* START Exercise data *

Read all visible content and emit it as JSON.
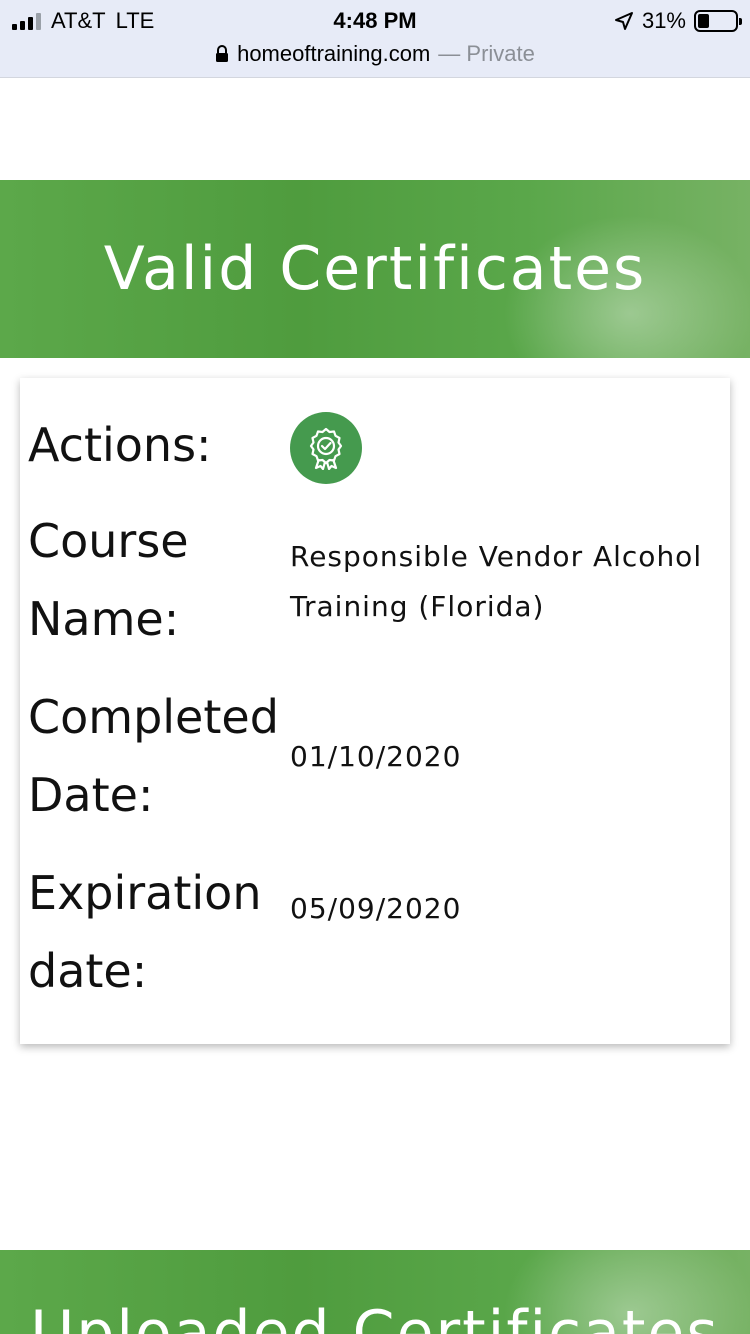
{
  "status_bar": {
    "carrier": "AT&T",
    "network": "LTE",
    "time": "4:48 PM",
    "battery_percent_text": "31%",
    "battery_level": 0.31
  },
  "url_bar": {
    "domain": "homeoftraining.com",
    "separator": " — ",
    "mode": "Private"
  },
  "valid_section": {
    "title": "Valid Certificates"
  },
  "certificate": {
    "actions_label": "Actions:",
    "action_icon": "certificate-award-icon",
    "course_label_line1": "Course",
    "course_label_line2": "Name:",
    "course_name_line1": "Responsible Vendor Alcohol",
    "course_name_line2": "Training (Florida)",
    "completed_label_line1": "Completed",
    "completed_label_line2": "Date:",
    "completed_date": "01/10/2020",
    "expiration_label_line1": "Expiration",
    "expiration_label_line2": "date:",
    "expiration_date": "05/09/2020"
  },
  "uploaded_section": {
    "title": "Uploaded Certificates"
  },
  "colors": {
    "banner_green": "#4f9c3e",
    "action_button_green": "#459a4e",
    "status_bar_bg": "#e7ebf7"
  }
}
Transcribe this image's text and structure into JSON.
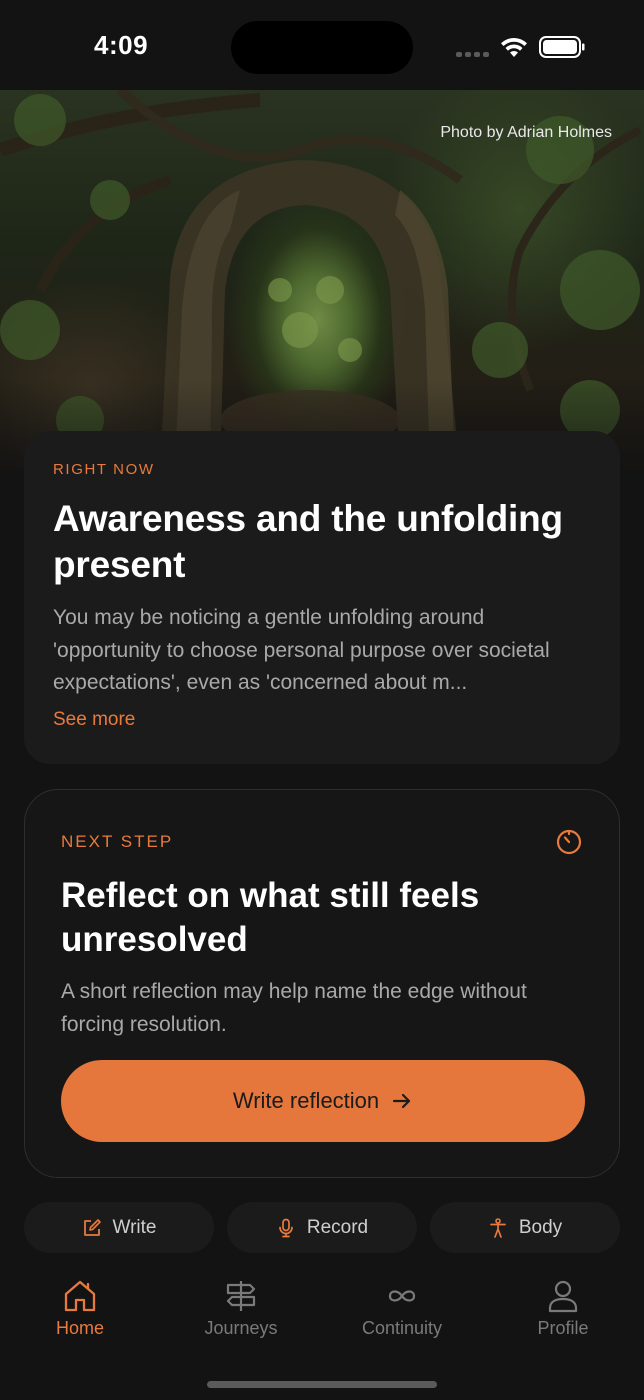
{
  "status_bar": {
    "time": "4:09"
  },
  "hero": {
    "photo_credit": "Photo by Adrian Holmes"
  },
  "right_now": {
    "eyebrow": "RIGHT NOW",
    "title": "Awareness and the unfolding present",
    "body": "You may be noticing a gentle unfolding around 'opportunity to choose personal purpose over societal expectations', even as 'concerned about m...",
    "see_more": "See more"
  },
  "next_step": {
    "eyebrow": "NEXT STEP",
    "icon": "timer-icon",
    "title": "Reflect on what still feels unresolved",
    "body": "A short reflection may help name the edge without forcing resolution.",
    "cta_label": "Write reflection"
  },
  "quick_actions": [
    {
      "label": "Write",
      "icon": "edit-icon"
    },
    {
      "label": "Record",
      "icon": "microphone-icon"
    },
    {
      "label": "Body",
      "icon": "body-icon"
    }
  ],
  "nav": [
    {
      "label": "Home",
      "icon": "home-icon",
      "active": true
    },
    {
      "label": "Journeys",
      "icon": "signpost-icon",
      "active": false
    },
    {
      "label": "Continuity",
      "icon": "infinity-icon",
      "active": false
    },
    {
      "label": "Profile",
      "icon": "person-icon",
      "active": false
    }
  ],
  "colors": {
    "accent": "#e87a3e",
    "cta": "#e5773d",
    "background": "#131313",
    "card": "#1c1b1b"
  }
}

* END Exercise data *

#### Job:
Read the entries above, then pull out the lines that include "title".

#### The reply:
    "title": "Valid Certificates"
    "title": "Uploaded Certificates"
    "title": "Awareness and the unfolding present",
    "title": "Reflect on what still feels unresolved",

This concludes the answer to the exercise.